→ **GOAL**
Go through the lines below. Copy those with "title".

Start of DATA FOR THIS EXERCISE

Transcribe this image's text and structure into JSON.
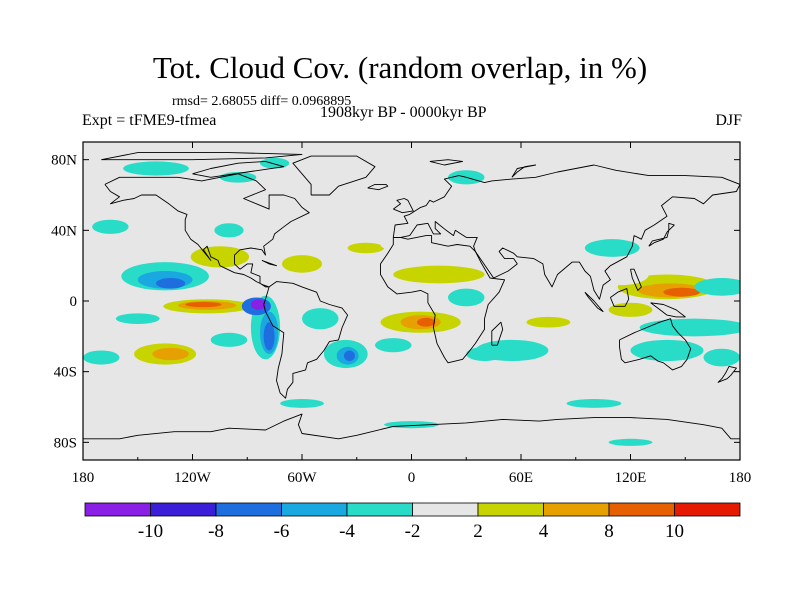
{
  "title": "Tot. Cloud Cov. (random overlap, in %)",
  "stats": "rmsd= 2.68055 diff= 0.0968895",
  "experiment": "Expt = tFME9-tfmea",
  "period": "1908kyr BP - 0000kyr BP",
  "season": "DJF",
  "chart_data": {
    "type": "heatmap",
    "projection": "cylindrical-equidistant",
    "x_tick_labels": [
      "180",
      "120W",
      "60W",
      "0",
      "60E",
      "120E",
      "180"
    ],
    "y_tick_labels": [
      "80N",
      "40N",
      "0",
      "40S",
      "80S"
    ],
    "xlim": [
      -180,
      180
    ],
    "ylim": [
      -90,
      90
    ],
    "colorbar": {
      "labels": [
        "-10",
        "-8",
        "-6",
        "-4",
        "-2",
        "2",
        "4",
        "8",
        "10"
      ],
      "colors": [
        "#8a1fe6",
        "#3a1ed8",
        "#1e6ee0",
        "#1aa8e0",
        "#28dcc8",
        "#e6e6e6",
        "#c8d400",
        "#e6a000",
        "#e66000",
        "#e61a00"
      ]
    },
    "background_color": "#e6e6e6",
    "anomaly_regions": [
      {
        "name": "tropical-eastern-pacific-positive",
        "lon": -110,
        "lat": -5,
        "level": "10"
      },
      {
        "name": "western-pacific-positive",
        "lon": 145,
        "lat": 5,
        "level": "10"
      },
      {
        "name": "south-atlantic-africa-positive",
        "lon": 5,
        "lat": -10,
        "level": "8"
      },
      {
        "name": "south-pacific-positive",
        "lon": -135,
        "lat": -30,
        "level": "8"
      },
      {
        "name": "north-pacific-negative",
        "lon": -140,
        "lat": 10,
        "level": "-6"
      },
      {
        "name": "peru-coast-negative",
        "lon": -80,
        "lat": -5,
        "level": "-10"
      },
      {
        "name": "south-atlantic-negative",
        "lon": -35,
        "lat": -30,
        "level": "-6"
      }
    ]
  }
}
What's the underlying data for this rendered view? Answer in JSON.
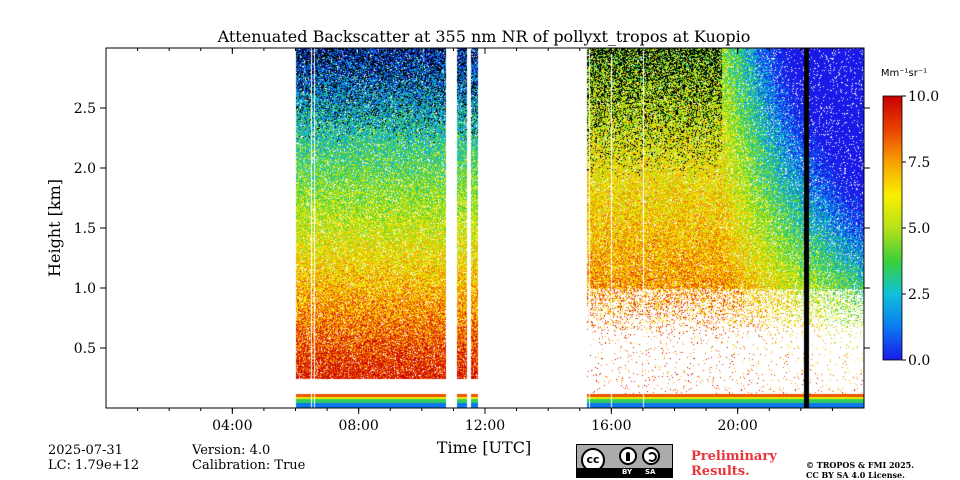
{
  "chart_data": {
    "type": "heatmap",
    "title": "Attenuated Backscatter at 355 nm NR of pollyxt_tropos at Kuopio",
    "xlabel": "Time [UTC]",
    "ylabel": "Height [km]",
    "xlim": [
      0,
      24
    ],
    "ylim": [
      0,
      3.0
    ],
    "x_ticks": [
      4,
      8,
      12,
      16,
      20
    ],
    "x_tick_labels": [
      "04:00",
      "08:00",
      "12:00",
      "16:00",
      "20:00"
    ],
    "x_minor_step": 1,
    "y_ticks": [
      0.5,
      1.0,
      1.5,
      2.0,
      2.5
    ],
    "y_tick_labels": [
      "0.5",
      "1.0",
      "1.5",
      "2.0",
      "2.5"
    ],
    "colorbar": {
      "unit": "Mm⁻¹sr⁻¹",
      "range": [
        0.0,
        10.0
      ],
      "ticks": [
        0.0,
        2.5,
        5.0,
        7.5,
        10.0
      ],
      "tick_labels": [
        "0.0",
        "2.5",
        "5.0",
        "7.5",
        "10.0"
      ],
      "colormap": [
        "#1a1ae8",
        "#0a7af0",
        "#10c0d8",
        "#3ad03a",
        "#b8e01a",
        "#f8f000",
        "#f8a000",
        "#e84000",
        "#c80000"
      ]
    },
    "data_segments": [
      {
        "start": 6.0,
        "end": 10.75
      },
      {
        "start": 11.1,
        "end": 11.4
      },
      {
        "start": 11.55,
        "end": 11.75
      },
      {
        "start": 15.2,
        "end": 24.0
      }
    ],
    "blank_lines": [
      6.5,
      6.6,
      15.3,
      16.0,
      17.0
    ],
    "black_columns": [
      22.15
    ],
    "overlap_band_km": [
      0.0,
      0.12
    ]
  },
  "footer": {
    "date": "2025-07-31",
    "lc": "LC: 1.79e+12",
    "version": "Version: 4.0",
    "calibration": "Calibration: True",
    "preliminary_line1": "Preliminary",
    "preliminary_line2": "Results.",
    "copyright_line1": "© TROPOS & FMI 2025.",
    "copyright_line2": "CC BY SA 4.0 License.",
    "license_cc": "cc",
    "license_by": "BY",
    "license_sa": "SA"
  },
  "colors": {
    "preliminary": "#e8353b"
  }
}
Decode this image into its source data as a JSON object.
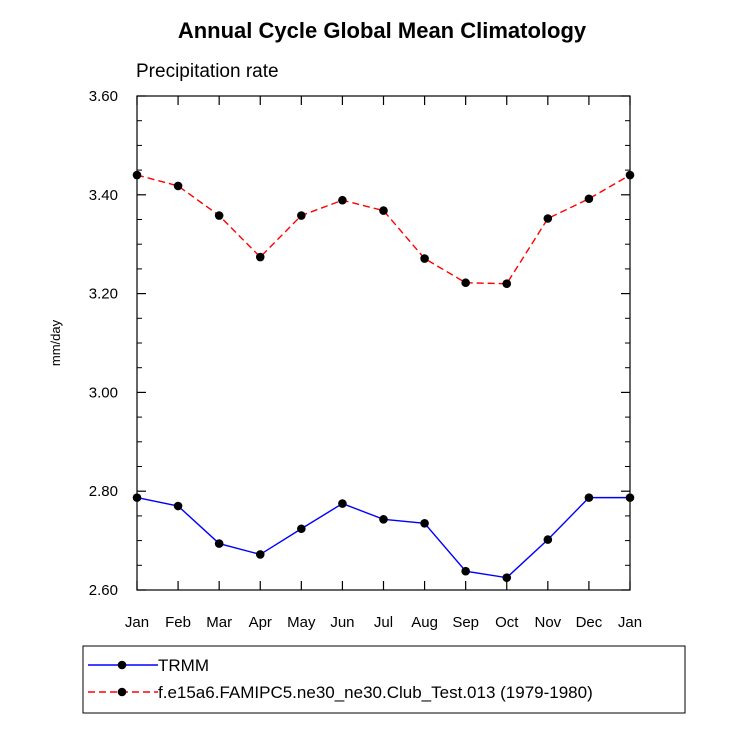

End of DATA FOR THIS EXERCISE

→ **ANSWER TO THE PROBLEM**
  "title": "Tot. Cloud Cov. (random overlap, in %)",
    "title": "Attenuated Backscatter at 355 nm NR of pollyxt_tropos at Kuopio",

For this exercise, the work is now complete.